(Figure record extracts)
* * *

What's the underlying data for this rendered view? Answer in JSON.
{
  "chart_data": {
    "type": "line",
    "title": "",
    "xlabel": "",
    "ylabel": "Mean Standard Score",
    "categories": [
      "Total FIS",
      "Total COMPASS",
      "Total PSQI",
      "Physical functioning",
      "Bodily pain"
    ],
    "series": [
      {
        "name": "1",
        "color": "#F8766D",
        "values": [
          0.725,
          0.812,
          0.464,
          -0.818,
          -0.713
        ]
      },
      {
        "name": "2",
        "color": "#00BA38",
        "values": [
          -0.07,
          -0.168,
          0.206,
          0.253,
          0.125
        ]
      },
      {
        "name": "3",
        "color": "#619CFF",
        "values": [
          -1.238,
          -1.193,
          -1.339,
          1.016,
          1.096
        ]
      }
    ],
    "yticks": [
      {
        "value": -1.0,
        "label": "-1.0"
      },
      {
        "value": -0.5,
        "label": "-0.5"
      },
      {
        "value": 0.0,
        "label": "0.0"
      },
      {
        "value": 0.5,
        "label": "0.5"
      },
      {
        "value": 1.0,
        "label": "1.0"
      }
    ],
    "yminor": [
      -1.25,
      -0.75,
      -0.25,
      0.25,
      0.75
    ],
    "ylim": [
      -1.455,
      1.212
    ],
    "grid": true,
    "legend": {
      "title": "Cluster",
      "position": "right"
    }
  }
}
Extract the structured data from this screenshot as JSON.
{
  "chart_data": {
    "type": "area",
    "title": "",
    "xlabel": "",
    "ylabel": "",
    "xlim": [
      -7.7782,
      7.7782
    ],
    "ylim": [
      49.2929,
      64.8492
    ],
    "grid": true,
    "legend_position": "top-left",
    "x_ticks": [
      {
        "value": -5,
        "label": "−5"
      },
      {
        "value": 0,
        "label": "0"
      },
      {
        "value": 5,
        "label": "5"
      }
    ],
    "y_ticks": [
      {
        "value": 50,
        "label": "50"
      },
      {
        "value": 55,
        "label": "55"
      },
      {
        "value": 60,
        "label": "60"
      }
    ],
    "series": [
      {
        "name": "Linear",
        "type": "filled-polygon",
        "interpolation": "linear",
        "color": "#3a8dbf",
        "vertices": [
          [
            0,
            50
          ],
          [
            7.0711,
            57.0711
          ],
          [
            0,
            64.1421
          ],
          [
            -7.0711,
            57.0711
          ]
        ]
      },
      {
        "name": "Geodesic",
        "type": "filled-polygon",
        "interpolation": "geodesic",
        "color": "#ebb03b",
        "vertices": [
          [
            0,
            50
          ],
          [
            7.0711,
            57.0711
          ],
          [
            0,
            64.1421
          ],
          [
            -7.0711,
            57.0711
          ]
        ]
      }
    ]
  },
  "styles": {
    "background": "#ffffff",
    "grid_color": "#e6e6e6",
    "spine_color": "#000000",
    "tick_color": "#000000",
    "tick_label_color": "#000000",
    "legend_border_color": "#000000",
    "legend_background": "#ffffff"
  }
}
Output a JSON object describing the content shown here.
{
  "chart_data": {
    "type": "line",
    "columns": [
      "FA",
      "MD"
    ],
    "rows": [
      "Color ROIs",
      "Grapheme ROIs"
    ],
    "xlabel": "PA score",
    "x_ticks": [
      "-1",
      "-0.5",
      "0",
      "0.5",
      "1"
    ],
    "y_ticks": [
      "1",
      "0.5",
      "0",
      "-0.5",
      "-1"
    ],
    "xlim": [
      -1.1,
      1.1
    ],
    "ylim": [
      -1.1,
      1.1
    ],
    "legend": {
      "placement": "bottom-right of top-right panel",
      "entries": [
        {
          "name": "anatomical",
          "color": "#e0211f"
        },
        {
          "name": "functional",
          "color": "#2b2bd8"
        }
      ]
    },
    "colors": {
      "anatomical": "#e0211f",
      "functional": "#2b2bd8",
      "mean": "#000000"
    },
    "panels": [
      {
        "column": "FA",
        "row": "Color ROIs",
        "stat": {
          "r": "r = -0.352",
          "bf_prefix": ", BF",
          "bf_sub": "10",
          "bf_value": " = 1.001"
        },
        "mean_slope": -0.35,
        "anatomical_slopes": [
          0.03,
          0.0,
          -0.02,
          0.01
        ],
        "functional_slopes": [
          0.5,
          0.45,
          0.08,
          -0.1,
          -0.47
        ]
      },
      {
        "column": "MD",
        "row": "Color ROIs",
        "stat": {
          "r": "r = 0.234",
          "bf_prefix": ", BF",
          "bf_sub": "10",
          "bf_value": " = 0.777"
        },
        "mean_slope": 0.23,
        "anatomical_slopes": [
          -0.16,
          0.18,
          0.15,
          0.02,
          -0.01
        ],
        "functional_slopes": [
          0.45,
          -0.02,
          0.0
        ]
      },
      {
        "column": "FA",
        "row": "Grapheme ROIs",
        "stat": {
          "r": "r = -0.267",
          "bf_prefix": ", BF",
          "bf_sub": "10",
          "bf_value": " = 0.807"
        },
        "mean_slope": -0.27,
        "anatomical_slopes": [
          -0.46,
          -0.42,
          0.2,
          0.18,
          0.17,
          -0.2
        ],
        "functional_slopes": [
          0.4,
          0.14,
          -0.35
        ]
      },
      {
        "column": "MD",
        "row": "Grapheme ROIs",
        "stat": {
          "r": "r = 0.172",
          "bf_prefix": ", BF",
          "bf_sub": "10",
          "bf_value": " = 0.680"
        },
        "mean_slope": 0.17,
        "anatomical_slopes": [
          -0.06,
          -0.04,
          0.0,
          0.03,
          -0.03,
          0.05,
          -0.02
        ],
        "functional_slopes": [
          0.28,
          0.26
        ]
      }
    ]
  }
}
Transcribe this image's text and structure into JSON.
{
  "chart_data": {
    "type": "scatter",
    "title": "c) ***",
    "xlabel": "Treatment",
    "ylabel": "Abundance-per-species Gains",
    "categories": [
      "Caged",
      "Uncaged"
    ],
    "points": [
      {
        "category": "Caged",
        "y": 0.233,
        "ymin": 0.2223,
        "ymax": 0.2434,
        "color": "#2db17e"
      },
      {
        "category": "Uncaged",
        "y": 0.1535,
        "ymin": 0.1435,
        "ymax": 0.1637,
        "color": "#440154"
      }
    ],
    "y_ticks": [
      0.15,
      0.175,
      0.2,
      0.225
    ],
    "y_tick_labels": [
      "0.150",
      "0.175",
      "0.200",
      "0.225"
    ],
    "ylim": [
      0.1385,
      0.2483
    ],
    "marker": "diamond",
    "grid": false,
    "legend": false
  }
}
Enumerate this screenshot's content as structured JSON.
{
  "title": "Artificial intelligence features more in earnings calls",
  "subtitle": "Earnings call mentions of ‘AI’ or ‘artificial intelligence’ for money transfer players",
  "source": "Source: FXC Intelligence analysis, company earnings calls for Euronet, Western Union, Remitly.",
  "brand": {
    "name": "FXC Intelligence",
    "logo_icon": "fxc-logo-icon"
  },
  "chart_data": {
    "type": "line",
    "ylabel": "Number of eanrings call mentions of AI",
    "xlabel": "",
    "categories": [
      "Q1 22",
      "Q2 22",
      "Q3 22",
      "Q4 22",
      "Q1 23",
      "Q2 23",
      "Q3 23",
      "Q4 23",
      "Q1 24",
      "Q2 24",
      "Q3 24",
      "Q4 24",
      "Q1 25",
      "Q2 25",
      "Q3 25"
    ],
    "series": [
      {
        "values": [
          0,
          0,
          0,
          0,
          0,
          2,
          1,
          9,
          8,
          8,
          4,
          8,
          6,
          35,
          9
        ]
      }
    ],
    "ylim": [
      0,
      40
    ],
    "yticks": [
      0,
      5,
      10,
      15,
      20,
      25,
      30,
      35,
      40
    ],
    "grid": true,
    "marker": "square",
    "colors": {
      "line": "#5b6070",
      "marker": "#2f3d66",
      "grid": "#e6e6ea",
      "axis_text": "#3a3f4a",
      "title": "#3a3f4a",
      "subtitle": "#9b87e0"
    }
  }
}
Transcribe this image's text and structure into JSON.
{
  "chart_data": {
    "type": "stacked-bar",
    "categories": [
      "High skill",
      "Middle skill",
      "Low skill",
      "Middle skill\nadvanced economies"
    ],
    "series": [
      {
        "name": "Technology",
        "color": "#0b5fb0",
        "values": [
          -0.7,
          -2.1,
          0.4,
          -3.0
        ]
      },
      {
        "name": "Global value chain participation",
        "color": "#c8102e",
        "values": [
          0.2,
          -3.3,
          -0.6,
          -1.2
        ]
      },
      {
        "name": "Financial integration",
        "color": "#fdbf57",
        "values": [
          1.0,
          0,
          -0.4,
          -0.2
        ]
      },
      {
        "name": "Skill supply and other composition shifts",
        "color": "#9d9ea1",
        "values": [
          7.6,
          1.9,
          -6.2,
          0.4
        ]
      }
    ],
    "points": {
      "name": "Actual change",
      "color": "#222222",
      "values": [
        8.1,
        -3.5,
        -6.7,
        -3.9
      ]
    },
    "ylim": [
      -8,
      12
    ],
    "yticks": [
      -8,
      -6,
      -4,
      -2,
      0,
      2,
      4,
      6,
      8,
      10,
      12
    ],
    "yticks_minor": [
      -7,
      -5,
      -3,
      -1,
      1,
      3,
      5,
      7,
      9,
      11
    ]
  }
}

* * *

• _YOUR INSTRUCTIONS_
From the entries above, collect every line with the string "Middle" in it.

• _EXERCISE RESULT_
      "Middle skill",
      "Middle skill\nadvanced economies"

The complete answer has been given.